— Begin —
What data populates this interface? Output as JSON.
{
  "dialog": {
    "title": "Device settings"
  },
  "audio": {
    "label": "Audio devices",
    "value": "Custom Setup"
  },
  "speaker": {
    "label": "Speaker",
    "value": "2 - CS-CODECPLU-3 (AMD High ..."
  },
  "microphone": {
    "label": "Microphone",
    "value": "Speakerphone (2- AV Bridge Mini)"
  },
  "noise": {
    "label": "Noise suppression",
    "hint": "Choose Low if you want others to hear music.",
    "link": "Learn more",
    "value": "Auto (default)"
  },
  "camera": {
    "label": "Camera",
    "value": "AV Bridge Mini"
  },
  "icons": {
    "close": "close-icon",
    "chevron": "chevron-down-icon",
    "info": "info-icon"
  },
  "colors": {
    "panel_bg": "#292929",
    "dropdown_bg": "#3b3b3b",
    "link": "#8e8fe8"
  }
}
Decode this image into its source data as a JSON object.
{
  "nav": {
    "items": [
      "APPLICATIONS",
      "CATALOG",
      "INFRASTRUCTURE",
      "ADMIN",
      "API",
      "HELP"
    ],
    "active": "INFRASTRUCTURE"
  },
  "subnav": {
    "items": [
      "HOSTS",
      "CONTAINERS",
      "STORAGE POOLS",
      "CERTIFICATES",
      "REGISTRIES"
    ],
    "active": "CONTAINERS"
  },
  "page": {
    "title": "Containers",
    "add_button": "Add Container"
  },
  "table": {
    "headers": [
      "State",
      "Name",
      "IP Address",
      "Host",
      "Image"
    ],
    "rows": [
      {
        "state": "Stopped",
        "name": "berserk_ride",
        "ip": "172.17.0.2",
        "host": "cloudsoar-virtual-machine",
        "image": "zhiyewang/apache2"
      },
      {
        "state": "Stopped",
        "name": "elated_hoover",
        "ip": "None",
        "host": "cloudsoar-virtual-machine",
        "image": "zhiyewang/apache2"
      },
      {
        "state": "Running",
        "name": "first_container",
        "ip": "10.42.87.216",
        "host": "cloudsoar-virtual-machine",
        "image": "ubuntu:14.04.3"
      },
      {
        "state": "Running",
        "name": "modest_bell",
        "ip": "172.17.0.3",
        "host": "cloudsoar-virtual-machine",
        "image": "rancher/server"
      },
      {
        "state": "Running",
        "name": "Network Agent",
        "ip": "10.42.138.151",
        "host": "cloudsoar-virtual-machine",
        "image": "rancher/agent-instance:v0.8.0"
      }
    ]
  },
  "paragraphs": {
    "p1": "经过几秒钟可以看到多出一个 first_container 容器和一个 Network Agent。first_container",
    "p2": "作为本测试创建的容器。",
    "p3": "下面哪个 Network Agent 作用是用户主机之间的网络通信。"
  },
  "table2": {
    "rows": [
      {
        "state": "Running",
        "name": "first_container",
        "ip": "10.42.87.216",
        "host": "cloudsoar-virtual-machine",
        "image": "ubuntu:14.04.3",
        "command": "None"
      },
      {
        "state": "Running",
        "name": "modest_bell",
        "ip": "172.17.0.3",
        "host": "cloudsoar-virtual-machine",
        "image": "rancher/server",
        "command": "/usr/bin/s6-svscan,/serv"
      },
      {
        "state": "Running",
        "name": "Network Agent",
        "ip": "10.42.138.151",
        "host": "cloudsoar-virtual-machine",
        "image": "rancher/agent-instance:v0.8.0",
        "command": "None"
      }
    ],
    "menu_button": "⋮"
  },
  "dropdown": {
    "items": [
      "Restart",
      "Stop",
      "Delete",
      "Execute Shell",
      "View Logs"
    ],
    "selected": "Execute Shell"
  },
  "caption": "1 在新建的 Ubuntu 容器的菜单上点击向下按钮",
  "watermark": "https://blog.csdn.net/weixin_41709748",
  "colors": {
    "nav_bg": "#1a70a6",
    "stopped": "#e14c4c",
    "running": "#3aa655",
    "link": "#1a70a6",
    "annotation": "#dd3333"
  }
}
— End —
_DO THIS_
Print out every entry, keeping each one exact.

_FULL ANSWER_
What data populates this interface? Output as JSON.
{
  "dialog": {
    "title": "Device settings"
  },
  "audio": {
    "label": "Audio devices",
    "value": "Custom Setup"
  },
  "speaker": {
    "label": "Speaker",
    "value": "2 - CS-CODECPLU-3 (AMD High ..."
  },
  "microphone": {
    "label": "Microphone",
    "value": "Speakerphone (2- AV Bridge Mini)"
  },
  "noise": {
    "label": "Noise suppression",
    "hint": "Choose Low if you want others to hear music.",
    "link": "Learn more",
    "value": "Auto (default)"
  },
  "camera": {
    "label": "Camera",
    "value": "AV Bridge Mini"
  },
  "icons": {
    "close": "close-icon",
    "chevron": "chevron-down-icon",
    "info": "info-icon"
  },
  "colors": {
    "panel_bg": "#292929",
    "dropdown_bg": "#3b3b3b",
    "link": "#8e8fe8"
  }
}
Decode this image into its source data as a JSON object.
{
  "nav": {
    "items": [
      "APPLICATIONS",
      "CATALOG",
      "INFRASTRUCTURE",
      "ADMIN",
      "API",
      "HELP"
    ],
    "active": "INFRASTRUCTURE"
  },
  "subnav": {
    "items": [
      "HOSTS",
      "CONTAINERS",
      "STORAGE POOLS",
      "CERTIFICATES",
      "REGISTRIES"
    ],
    "active": "CONTAINERS"
  },
  "page": {
    "title": "Containers",
    "add_button": "Add Container"
  },
  "table": {
    "headers": [
      "State",
      "Name",
      "IP Address",
      "Host",
      "Image"
    ],
    "rows": [
      {
        "state": "Stopped",
        "name": "berserk_ride",
        "ip": "172.17.0.2",
        "host": "cloudsoar-virtual-machine",
        "image": "zhiyewang/apache2"
      },
      {
        "state": "Stopped",
        "name": "elated_hoover",
        "ip": "None",
        "host": "cloudsoar-virtual-machine",
        "image": "zhiyewang/apache2"
      },
      {
        "state": "Running",
        "name": "first_container",
        "ip": "10.42.87.216",
        "host": "cloudsoar-virtual-machine",
        "image": "ubuntu:14.04.3"
      },
      {
        "state": "Running",
        "name": "modest_bell",
        "ip": "172.17.0.3",
        "host": "cloudsoar-virtual-machine",
        "image": "rancher/server"
      },
      {
        "state": "Running",
        "name": "Network Agent",
        "ip": "10.42.138.151",
        "host": "cloudsoar-virtual-machine",
        "image": "rancher/agent-instance:v0.8.0"
      }
    ]
  },
  "paragraphs": {
    "p1": "经过几秒钟可以看到多出一个 first_container 容器和一个 Network Agent。first_container",
    "p2": "作为本测试创建的容器。",
    "p3": "下面哪个 Network Agent 作用是用户主机之间的网络通信。"
  },
  "table2": {
    "rows": [
      {
        "state": "Running",
        "name": "first_container",
        "ip": "10.42.87.216",
        "host": "cloudsoar-virtual-machine",
        "image": "ubuntu:14.04.3",
        "command": "None"
      },
      {
        "state": "Running",
        "name": "modest_bell",
        "ip": "172.17.0.3",
        "host": "cloudsoar-virtual-machine",
        "image": "rancher/server",
        "command": "/usr/bin/s6-svscan,/serv"
      },
      {
        "state": "Running",
        "name": "Network Agent",
        "ip": "10.42.138.151",
        "host": "cloudsoar-virtual-machine",
        "image": "rancher/agent-instance:v0.8.0",
        "command": "None"
      }
    ],
    "menu_button": "⋮"
  },
  "dropdown": {
    "items": [
      "Restart",
      "Stop",
      "Delete",
      "Execute Shell",
      "View Logs"
    ],
    "selected": "Execute Shell"
  },
  "caption": "1 在新建的 Ubuntu 容器的菜单上点击向下按钮",
  "watermark": "https://blog.csdn.net/weixin_41709748",
  "colors": {
    "nav_bg": "#1a70a6",
    "stopped": "#e14c4c",
    "running": "#3aa655",
    "link": "#1a70a6",
    "annotation": "#dd3333"
  }
}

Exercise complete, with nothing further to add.